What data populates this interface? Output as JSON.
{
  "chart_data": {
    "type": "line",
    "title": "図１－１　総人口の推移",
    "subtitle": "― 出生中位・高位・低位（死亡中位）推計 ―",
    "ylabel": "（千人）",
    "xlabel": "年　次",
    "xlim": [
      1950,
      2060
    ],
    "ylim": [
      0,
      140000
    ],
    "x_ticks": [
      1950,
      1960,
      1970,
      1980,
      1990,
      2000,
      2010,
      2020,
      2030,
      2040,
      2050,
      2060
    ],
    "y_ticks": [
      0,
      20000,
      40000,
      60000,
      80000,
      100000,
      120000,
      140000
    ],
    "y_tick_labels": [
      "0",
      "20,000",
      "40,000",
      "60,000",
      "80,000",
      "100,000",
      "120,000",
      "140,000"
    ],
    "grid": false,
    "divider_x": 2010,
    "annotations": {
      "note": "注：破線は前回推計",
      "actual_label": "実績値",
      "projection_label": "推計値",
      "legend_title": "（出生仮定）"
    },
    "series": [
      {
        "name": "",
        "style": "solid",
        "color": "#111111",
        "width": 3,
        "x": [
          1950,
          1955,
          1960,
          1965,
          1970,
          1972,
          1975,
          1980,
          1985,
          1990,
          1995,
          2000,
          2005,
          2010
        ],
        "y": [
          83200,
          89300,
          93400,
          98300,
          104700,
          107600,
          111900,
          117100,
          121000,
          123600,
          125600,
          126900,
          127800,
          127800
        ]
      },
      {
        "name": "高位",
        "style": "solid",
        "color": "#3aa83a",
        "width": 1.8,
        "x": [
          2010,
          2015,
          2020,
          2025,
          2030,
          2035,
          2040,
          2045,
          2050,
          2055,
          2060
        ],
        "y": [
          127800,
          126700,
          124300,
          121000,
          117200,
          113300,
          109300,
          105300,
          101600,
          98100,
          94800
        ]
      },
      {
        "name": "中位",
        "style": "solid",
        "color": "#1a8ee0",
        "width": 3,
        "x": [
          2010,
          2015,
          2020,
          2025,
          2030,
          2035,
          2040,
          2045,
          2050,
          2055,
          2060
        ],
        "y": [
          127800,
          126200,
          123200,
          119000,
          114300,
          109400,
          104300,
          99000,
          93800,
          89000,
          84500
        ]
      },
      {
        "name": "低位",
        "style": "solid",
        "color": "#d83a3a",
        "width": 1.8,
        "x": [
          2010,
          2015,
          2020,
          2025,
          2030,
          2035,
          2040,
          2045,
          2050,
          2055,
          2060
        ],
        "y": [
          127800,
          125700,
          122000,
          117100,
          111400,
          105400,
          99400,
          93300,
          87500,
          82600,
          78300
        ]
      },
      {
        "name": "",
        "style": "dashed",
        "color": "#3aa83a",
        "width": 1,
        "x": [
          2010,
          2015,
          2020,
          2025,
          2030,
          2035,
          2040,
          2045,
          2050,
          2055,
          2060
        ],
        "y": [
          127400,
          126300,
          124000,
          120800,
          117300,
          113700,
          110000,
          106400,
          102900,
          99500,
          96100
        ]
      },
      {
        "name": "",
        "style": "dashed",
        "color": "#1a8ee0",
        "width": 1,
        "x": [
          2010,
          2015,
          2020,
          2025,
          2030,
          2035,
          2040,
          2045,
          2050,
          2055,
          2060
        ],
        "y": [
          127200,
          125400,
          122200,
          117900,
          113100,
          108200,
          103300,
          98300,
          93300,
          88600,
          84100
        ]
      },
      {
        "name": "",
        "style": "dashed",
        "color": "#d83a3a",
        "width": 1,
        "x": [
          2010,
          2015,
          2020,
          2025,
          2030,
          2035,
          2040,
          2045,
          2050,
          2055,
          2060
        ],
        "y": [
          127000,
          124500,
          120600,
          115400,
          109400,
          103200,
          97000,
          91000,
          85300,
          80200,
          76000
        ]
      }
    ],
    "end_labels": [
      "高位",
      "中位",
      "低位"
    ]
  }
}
+-------+
Repeat the records above exactly, from the first line to the last.

(Exercise result):
What data populates this interface? Output as JSON.
{
  "chart_data": {
    "type": "line",
    "title": "図１－１　総人口の推移",
    "subtitle": "― 出生中位・高位・低位（死亡中位）推計 ―",
    "ylabel": "（千人）",
    "xlabel": "年　次",
    "xlim": [
      1950,
      2060
    ],
    "ylim": [
      0,
      140000
    ],
    "x_ticks": [
      1950,
      1960,
      1970,
      1980,
      1990,
      2000,
      2010,
      2020,
      2030,
      2040,
      2050,
      2060
    ],
    "y_ticks": [
      0,
      20000,
      40000,
      60000,
      80000,
      100000,
      120000,
      140000
    ],
    "y_tick_labels": [
      "0",
      "20,000",
      "40,000",
      "60,000",
      "80,000",
      "100,000",
      "120,000",
      "140,000"
    ],
    "grid": false,
    "divider_x": 2010,
    "annotations": {
      "note": "注：破線は前回推計",
      "actual_label": "実績値",
      "projection_label": "推計値",
      "legend_title": "（出生仮定）"
    },
    "series": [
      {
        "name": "",
        "style": "solid",
        "color": "#111111",
        "width": 3,
        "x": [
          1950,
          1955,
          1960,
          1965,
          1970,
          1972,
          1975,
          1980,
          1985,
          1990,
          1995,
          2000,
          2005,
          2010
        ],
        "y": [
          83200,
          89300,
          93400,
          98300,
          104700,
          107600,
          111900,
          117100,
          121000,
          123600,
          125600,
          126900,
          127800,
          127800
        ]
      },
      {
        "name": "高位",
        "style": "solid",
        "color": "#3aa83a",
        "width": 1.8,
        "x": [
          2010,
          2015,
          2020,
          2025,
          2030,
          2035,
          2040,
          2045,
          2050,
          2055,
          2060
        ],
        "y": [
          127800,
          126700,
          124300,
          121000,
          117200,
          113300,
          109300,
          105300,
          101600,
          98100,
          94800
        ]
      },
      {
        "name": "中位",
        "style": "solid",
        "color": "#1a8ee0",
        "width": 3,
        "x": [
          2010,
          2015,
          2020,
          2025,
          2030,
          2035,
          2040,
          2045,
          2050,
          2055,
          2060
        ],
        "y": [
          127800,
          126200,
          123200,
          119000,
          114300,
          109400,
          104300,
          99000,
          93800,
          89000,
          84500
        ]
      },
      {
        "name": "低位",
        "style": "solid",
        "color": "#d83a3a",
        "width": 1.8,
        "x": [
          2010,
          2015,
          2020,
          2025,
          2030,
          2035,
          2040,
          2045,
          2050,
          2055,
          2060
        ],
        "y": [
          127800,
          125700,
          122000,
          117100,
          111400,
          105400,
          99400,
          93300,
          87500,
          82600,
          78300
        ]
      },
      {
        "name": "",
        "style": "dashed",
        "color": "#3aa83a",
        "width": 1,
        "x": [
          2010,
          2015,
          2020,
          2025,
          2030,
          2035,
          2040,
          2045,
          2050,
          2055,
          2060
        ],
        "y": [
          127400,
          126300,
          124000,
          120800,
          117300,
          113700,
          110000,
          106400,
          102900,
          99500,
          96100
        ]
      },
      {
        "name": "",
        "style": "dashed",
        "color": "#1a8ee0",
        "width": 1,
        "x": [
          2010,
          2015,
          2020,
          2025,
          2030,
          2035,
          2040,
          2045,
          2050,
          2055,
          2060
        ],
        "y": [
          127200,
          125400,
          122200,
          117900,
          113100,
          108200,
          103300,
          98300,
          93300,
          88600,
          84100
        ]
      },
      {
        "name": "",
        "style": "dashed",
        "color": "#d83a3a",
        "width": 1,
        "x": [
          2010,
          2015,
          2020,
          2025,
          2030,
          2035,
          2040,
          2045,
          2050,
          2055,
          2060
        ],
        "y": [
          127000,
          124500,
          120600,
          115400,
          109400,
          103200,
          97000,
          91000,
          85300,
          80200,
          76000
        ]
      }
    ],
    "end_labels": [
      "高位",
      "中位",
      "低位"
    ]
  }
}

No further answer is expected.